What to work on:
In the material below, identify each line bearing the word "verkn". Reproduce those lines.

***

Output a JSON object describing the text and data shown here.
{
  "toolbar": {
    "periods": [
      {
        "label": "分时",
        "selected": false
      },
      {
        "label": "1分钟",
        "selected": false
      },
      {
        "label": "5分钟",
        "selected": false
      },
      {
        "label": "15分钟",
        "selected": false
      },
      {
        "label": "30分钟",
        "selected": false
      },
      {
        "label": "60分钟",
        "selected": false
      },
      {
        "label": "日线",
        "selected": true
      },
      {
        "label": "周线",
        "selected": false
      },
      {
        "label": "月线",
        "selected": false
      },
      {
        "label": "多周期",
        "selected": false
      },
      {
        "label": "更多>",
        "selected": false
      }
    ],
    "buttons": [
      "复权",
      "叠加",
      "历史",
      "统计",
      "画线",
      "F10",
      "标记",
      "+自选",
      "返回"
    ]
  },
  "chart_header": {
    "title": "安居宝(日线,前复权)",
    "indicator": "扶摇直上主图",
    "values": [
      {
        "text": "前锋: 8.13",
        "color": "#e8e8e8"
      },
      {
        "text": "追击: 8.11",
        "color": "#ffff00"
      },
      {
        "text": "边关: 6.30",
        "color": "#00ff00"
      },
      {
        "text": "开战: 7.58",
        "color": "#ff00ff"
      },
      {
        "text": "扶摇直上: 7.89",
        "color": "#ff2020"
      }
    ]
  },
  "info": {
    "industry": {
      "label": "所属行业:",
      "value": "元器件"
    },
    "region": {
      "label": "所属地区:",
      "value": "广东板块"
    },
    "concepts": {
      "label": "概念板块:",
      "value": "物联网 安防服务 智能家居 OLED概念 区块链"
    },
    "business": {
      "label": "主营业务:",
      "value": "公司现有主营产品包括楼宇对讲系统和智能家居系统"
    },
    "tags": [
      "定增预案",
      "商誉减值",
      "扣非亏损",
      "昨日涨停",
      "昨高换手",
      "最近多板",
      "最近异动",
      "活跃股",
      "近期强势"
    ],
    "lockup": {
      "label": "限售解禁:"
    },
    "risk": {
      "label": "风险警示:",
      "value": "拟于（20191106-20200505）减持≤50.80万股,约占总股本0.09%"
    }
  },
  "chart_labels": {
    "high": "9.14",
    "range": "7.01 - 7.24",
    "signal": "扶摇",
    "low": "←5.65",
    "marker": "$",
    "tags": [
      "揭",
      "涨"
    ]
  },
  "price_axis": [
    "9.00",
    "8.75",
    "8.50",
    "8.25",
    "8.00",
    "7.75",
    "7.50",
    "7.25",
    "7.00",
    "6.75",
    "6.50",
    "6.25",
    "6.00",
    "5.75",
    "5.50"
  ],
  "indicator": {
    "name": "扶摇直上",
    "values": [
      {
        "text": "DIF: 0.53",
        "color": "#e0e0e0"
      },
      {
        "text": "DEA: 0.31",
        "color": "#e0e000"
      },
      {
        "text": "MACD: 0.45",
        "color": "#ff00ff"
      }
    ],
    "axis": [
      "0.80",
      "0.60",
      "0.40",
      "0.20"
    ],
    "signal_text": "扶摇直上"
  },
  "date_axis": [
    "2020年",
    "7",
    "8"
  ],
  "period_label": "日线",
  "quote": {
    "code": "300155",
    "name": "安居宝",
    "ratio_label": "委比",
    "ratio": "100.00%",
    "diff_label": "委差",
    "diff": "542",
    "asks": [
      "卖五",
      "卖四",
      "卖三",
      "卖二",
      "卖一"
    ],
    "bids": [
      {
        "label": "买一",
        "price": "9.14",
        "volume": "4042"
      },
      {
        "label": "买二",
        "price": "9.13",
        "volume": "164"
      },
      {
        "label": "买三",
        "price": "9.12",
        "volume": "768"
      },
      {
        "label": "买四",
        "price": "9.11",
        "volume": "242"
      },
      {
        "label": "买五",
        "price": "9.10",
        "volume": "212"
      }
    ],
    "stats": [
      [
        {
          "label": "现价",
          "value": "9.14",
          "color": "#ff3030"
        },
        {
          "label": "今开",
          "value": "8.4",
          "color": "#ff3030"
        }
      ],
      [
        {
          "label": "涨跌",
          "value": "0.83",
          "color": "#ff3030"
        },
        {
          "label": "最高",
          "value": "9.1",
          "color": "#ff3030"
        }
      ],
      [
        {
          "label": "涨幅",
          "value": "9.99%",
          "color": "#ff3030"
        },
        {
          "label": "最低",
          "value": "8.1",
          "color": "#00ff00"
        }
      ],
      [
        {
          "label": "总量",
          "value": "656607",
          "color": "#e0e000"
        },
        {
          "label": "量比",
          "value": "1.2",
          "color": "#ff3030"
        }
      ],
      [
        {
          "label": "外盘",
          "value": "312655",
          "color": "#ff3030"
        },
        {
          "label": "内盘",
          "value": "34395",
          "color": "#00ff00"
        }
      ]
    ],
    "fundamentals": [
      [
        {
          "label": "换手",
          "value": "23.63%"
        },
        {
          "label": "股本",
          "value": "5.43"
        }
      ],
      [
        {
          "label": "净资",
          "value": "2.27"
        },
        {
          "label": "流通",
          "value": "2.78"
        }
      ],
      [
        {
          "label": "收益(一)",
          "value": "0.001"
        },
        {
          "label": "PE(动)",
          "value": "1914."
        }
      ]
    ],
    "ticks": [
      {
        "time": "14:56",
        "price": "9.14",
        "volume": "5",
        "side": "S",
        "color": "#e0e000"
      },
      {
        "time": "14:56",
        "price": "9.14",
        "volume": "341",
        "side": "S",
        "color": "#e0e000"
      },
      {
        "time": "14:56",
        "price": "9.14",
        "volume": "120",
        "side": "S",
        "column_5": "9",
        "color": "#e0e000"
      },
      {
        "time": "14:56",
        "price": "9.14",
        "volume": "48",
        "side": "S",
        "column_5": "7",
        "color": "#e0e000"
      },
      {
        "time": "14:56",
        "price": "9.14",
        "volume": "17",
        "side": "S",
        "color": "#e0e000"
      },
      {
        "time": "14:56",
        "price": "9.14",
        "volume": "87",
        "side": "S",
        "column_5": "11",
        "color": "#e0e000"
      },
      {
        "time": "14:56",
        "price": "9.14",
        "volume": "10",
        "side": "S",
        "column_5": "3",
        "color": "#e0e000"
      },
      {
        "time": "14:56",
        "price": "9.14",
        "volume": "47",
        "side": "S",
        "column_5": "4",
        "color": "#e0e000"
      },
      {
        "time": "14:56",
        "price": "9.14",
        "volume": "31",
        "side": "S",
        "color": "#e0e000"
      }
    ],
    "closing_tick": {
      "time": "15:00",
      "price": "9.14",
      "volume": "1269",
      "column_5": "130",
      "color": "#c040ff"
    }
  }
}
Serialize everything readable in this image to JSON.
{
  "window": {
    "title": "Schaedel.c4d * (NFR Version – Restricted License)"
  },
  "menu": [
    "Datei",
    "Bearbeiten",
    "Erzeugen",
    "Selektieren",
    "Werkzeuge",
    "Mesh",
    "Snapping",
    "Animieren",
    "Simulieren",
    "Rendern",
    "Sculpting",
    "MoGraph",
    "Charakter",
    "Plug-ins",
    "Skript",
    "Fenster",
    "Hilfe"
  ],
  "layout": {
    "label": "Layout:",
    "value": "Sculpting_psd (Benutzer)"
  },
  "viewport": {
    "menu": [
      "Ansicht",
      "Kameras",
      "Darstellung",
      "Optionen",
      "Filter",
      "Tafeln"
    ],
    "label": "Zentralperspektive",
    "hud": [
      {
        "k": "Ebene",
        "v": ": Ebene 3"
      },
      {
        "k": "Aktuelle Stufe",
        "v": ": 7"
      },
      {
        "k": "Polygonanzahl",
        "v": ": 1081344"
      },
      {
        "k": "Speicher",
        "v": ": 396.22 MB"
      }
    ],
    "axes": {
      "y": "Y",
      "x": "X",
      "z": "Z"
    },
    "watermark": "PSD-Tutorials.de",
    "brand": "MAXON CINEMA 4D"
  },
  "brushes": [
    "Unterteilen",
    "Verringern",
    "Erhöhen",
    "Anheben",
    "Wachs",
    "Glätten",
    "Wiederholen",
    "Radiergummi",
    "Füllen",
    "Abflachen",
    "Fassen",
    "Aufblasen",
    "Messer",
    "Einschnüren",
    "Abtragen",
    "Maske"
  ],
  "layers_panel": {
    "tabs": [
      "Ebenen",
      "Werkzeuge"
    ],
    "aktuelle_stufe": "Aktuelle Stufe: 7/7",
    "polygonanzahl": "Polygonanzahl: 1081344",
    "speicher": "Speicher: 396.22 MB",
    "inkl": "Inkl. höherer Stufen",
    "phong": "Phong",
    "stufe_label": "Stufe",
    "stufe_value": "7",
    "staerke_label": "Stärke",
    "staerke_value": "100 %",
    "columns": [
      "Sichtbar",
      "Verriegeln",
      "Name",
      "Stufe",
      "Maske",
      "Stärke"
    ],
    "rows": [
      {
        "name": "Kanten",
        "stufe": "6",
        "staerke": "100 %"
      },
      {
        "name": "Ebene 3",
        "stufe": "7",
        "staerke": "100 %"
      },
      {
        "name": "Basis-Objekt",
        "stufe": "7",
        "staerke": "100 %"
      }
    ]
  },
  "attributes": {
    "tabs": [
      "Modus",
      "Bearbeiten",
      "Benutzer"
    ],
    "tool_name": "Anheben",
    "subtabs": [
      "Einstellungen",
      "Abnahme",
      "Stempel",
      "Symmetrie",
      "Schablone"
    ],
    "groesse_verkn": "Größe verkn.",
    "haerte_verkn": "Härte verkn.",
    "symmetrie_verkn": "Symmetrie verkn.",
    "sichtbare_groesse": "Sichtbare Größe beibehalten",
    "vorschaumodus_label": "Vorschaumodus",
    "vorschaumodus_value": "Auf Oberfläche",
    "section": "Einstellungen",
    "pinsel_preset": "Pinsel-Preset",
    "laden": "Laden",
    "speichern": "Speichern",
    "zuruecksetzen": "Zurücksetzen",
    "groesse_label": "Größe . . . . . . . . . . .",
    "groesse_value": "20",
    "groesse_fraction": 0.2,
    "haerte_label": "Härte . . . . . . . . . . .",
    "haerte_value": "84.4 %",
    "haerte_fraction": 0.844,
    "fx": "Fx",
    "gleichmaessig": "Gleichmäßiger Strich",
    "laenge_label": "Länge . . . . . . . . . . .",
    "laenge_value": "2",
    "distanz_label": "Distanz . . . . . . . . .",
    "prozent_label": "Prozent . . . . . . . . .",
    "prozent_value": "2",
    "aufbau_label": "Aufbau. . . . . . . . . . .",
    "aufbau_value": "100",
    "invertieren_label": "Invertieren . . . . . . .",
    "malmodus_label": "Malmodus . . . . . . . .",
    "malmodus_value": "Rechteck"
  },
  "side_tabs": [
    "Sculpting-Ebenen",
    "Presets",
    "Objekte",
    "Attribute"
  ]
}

***

Output below:
    "groesse_verkn": "Größe verkn.",
    "haerte_verkn": "Härte verkn.",
    "symmetrie_verkn": "Symmetrie verkn.",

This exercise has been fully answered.